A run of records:
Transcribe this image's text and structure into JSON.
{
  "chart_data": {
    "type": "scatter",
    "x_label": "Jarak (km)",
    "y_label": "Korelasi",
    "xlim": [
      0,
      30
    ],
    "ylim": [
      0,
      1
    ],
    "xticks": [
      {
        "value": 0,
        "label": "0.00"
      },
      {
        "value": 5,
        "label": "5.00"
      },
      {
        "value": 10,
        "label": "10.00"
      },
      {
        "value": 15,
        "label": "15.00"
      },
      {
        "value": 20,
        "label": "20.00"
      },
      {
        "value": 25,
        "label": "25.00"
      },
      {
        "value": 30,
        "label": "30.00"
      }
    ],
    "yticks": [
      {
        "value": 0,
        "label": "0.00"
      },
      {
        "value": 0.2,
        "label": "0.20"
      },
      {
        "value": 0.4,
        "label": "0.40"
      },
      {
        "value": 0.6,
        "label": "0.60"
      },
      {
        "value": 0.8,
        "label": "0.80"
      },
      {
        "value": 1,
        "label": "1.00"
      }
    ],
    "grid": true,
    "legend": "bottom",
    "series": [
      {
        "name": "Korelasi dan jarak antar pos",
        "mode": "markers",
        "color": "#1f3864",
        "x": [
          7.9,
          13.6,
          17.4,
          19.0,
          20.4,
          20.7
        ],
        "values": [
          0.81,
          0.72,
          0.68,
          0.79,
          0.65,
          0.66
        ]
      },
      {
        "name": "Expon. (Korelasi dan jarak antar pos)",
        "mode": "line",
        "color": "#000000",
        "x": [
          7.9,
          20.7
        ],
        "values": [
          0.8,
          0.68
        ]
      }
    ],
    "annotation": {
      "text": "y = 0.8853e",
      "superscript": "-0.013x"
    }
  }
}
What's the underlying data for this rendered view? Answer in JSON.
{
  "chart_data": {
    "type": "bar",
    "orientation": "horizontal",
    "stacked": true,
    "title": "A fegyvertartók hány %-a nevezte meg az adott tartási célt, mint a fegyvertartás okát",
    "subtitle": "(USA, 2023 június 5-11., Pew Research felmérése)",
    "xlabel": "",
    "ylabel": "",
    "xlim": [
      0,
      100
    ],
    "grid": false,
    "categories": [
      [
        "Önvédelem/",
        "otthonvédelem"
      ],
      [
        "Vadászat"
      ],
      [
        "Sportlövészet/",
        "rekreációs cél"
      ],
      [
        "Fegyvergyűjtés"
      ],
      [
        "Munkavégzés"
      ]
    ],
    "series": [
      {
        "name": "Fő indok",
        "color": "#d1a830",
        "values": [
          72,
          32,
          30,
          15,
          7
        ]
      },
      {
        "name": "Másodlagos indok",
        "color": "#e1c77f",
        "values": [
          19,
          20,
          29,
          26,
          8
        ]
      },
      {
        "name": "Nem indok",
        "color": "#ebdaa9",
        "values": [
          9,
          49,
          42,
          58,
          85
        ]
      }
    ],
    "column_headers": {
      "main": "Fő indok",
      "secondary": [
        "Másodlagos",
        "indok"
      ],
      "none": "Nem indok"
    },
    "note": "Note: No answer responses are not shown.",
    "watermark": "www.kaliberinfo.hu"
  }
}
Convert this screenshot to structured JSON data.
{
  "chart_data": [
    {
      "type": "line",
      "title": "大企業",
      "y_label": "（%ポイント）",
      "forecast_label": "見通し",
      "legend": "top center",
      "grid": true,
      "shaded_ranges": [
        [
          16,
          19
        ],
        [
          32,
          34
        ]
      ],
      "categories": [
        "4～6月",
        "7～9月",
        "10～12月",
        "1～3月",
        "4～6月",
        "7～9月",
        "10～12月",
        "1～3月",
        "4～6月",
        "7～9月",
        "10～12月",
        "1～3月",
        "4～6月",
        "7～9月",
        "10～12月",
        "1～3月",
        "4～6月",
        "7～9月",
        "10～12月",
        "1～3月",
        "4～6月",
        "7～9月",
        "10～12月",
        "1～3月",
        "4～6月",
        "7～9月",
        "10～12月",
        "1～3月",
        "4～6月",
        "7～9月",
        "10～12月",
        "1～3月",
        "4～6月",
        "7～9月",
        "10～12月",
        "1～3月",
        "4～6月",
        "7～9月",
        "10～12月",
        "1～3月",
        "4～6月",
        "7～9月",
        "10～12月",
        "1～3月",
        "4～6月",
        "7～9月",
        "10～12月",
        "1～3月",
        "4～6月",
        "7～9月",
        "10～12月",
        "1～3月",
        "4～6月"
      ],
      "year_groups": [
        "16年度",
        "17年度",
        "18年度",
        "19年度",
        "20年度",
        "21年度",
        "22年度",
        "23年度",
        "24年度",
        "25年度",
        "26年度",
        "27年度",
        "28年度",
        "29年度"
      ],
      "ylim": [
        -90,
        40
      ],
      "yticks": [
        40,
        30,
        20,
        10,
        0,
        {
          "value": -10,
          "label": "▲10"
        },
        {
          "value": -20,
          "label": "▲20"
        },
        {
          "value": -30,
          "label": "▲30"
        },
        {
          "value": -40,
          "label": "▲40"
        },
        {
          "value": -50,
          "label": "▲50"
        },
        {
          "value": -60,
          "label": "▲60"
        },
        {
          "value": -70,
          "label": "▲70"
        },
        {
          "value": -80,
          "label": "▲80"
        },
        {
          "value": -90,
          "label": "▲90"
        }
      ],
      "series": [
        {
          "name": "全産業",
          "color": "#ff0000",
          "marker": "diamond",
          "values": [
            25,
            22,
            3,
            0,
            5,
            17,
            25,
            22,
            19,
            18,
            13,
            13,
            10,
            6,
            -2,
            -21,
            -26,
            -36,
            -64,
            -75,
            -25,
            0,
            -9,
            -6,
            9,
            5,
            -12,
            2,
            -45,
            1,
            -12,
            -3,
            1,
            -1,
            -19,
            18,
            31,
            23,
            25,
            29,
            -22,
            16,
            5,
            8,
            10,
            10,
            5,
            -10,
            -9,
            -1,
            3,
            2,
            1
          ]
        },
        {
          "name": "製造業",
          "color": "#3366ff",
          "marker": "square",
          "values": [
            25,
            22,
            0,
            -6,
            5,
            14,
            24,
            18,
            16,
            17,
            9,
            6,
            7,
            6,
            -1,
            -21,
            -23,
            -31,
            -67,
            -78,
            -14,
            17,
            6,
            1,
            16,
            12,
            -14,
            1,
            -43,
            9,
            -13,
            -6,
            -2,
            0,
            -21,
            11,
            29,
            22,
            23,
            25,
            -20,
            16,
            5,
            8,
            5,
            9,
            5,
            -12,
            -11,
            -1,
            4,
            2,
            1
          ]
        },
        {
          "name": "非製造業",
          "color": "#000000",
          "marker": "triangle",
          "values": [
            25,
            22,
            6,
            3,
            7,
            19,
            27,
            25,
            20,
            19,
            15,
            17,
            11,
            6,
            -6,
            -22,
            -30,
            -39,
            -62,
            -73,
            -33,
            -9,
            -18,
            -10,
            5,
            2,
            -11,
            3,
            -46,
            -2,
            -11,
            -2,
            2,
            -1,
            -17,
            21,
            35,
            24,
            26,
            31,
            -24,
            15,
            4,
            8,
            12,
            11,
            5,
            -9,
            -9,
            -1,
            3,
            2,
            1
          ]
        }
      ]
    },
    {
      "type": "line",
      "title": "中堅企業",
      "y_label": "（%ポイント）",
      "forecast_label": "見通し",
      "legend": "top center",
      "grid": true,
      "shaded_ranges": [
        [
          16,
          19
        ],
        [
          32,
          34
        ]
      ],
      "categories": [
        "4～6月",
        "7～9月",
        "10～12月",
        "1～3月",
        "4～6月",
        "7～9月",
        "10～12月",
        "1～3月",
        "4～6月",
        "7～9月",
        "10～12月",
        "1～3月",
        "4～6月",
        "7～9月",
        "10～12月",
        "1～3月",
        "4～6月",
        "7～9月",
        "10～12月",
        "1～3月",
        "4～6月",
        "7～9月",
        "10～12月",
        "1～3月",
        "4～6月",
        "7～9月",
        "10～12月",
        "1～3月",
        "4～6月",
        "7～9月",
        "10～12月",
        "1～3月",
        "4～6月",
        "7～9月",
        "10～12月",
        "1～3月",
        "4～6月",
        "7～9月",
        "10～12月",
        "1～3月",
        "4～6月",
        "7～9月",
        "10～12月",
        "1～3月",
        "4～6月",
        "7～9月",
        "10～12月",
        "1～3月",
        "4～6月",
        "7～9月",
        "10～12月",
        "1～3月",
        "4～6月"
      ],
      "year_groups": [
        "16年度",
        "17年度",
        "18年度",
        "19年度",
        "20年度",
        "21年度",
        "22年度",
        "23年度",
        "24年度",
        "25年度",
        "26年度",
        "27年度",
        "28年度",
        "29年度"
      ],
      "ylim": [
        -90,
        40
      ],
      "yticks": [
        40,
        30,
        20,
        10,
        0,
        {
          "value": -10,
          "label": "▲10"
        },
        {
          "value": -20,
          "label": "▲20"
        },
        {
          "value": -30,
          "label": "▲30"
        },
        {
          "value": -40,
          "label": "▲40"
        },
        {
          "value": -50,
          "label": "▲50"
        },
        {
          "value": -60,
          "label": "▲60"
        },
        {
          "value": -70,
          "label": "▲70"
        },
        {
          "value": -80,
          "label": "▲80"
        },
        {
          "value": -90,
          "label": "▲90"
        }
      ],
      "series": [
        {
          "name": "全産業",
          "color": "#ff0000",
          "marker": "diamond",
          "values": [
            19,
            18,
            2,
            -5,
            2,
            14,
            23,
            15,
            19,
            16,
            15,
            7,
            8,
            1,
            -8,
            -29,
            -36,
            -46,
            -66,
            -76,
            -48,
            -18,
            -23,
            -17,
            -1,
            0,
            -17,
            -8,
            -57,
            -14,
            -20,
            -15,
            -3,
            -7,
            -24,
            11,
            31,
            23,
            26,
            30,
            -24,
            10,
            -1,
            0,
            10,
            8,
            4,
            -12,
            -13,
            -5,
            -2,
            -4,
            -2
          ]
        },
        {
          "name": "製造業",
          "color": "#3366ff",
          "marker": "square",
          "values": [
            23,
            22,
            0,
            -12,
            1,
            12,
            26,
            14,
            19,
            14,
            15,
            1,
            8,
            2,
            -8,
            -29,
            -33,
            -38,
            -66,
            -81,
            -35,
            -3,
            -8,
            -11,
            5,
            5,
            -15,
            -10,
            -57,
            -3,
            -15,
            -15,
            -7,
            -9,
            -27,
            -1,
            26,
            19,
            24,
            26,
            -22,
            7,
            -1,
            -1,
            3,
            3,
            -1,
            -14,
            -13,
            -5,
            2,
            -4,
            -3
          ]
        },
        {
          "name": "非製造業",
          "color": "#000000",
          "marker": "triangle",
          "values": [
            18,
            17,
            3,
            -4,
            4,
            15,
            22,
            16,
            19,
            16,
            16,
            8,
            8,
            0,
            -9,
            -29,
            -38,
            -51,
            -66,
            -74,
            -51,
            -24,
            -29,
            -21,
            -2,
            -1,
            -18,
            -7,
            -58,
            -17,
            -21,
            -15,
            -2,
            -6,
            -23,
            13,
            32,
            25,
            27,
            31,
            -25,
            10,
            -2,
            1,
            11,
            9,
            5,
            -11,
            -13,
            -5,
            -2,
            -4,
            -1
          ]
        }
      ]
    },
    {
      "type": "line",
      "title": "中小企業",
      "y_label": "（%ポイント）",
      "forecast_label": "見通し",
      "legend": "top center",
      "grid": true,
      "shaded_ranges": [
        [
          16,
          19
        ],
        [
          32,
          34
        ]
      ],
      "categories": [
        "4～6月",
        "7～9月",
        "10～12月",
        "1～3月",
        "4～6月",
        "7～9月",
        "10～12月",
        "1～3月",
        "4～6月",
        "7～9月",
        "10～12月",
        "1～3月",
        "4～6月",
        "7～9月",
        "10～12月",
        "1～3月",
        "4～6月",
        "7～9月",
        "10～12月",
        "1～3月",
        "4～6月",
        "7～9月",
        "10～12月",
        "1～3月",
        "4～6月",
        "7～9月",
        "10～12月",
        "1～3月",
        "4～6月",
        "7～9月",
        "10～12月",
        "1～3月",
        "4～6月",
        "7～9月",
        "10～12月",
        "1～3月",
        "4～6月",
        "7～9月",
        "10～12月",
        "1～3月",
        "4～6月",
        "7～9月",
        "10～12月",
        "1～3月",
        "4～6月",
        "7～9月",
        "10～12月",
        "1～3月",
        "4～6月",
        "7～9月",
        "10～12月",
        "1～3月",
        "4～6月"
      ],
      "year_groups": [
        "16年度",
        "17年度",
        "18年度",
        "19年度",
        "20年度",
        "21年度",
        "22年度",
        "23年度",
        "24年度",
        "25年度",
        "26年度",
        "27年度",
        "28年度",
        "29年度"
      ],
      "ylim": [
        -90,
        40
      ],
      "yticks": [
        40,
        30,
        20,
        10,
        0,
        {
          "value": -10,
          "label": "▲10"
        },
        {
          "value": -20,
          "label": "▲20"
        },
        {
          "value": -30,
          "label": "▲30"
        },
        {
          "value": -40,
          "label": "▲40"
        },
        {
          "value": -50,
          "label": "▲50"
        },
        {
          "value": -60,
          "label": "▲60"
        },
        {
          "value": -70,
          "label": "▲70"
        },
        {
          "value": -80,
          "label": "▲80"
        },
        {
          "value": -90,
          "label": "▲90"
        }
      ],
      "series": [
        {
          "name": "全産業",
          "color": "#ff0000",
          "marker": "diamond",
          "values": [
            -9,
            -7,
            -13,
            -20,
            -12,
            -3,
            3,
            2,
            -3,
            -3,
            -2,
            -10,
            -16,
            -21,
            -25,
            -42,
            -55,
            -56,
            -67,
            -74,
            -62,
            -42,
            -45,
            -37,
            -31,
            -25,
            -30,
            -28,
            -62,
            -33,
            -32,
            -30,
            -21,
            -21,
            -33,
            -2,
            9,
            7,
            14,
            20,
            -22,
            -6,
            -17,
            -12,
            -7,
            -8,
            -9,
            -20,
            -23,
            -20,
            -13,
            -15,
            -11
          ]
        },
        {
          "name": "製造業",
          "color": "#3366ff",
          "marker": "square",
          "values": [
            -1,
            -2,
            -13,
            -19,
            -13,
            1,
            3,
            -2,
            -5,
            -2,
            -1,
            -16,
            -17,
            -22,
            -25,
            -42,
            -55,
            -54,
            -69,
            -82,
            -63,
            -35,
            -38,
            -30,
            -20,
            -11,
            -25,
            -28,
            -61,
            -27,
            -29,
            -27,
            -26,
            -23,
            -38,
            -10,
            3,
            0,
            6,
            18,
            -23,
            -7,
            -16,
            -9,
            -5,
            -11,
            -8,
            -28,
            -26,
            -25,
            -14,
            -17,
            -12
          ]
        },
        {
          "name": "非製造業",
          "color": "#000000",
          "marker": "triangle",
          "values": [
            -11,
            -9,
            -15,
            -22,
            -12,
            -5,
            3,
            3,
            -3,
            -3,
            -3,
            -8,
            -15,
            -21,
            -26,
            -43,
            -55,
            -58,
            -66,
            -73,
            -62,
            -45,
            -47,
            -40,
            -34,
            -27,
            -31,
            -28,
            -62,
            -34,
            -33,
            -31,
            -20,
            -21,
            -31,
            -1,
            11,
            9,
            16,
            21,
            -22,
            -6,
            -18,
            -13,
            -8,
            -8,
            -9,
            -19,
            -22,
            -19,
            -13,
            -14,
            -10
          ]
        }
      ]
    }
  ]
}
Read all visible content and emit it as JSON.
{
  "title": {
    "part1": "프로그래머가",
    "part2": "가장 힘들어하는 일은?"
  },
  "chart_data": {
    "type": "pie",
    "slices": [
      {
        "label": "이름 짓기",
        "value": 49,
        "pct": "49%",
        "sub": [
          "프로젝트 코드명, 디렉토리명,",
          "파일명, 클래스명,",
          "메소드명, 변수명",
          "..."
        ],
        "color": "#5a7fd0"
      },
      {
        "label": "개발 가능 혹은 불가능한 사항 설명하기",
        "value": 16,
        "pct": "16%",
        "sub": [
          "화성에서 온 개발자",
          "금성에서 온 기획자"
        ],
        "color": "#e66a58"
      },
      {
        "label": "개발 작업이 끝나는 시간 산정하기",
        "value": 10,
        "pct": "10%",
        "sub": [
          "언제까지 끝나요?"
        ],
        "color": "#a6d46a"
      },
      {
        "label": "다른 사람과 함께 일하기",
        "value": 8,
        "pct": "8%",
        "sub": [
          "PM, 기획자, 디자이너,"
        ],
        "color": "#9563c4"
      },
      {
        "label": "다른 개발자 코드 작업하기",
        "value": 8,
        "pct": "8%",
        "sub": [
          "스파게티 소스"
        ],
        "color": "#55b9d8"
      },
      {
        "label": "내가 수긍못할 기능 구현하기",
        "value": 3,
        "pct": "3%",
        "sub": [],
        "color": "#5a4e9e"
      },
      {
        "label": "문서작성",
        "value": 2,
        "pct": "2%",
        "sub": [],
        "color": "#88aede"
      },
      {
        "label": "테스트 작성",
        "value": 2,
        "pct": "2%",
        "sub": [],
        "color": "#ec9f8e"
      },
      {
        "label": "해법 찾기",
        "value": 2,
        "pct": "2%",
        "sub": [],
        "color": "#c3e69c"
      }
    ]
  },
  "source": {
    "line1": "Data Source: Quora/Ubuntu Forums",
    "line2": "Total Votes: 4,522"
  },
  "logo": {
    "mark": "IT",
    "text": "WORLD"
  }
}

◆ Task objective ◆
Beginning at the line containing "Read all visible content and emit it as JSON.", repeat each line exactly through the last line of the entries, and include no other lines.

◆ Worked solution ◆
Read all visible content and emit it as JSON.
{
  "title": {
    "part1": "프로그래머가",
    "part2": "가장 힘들어하는 일은?"
  },
  "chart_data": {
    "type": "pie",
    "slices": [
      {
        "label": "이름 짓기",
        "value": 49,
        "pct": "49%",
        "sub": [
          "프로젝트 코드명, 디렉토리명,",
          "파일명, 클래스명,",
          "메소드명, 변수명",
          "..."
        ],
        "color": "#5a7fd0"
      },
      {
        "label": "개발 가능 혹은 불가능한 사항 설명하기",
        "value": 16,
        "pct": "16%",
        "sub": [
          "화성에서 온 개발자",
          "금성에서 온 기획자"
        ],
        "color": "#e66a58"
      },
      {
        "label": "개발 작업이 끝나는 시간 산정하기",
        "value": 10,
        "pct": "10%",
        "sub": [
          "언제까지 끝나요?"
        ],
        "color": "#a6d46a"
      },
      {
        "label": "다른 사람과 함께 일하기",
        "value": 8,
        "pct": "8%",
        "sub": [
          "PM, 기획자, 디자이너,"
        ],
        "color": "#9563c4"
      },
      {
        "label": "다른 개발자 코드 작업하기",
        "value": 8,
        "pct": "8%",
        "sub": [
          "스파게티 소스"
        ],
        "color": "#55b9d8"
      },
      {
        "label": "내가 수긍못할 기능 구현하기",
        "value": 3,
        "pct": "3%",
        "sub": [],
        "color": "#5a4e9e"
      },
      {
        "label": "문서작성",
        "value": 2,
        "pct": "2%",
        "sub": [],
        "color": "#88aede"
      },
      {
        "label": "테스트 작성",
        "value": 2,
        "pct": "2%",
        "sub": [],
        "color": "#ec9f8e"
      },
      {
        "label": "해법 찾기",
        "value": 2,
        "pct": "2%",
        "sub": [],
        "color": "#c3e69c"
      }
    ]
  },
  "source": {
    "line1": "Data Source: Quora/Ubuntu Forums",
    "line2": "Total Votes: 4,522"
  },
  "logo": {
    "mark": "IT",
    "text": "WORLD"
  }
}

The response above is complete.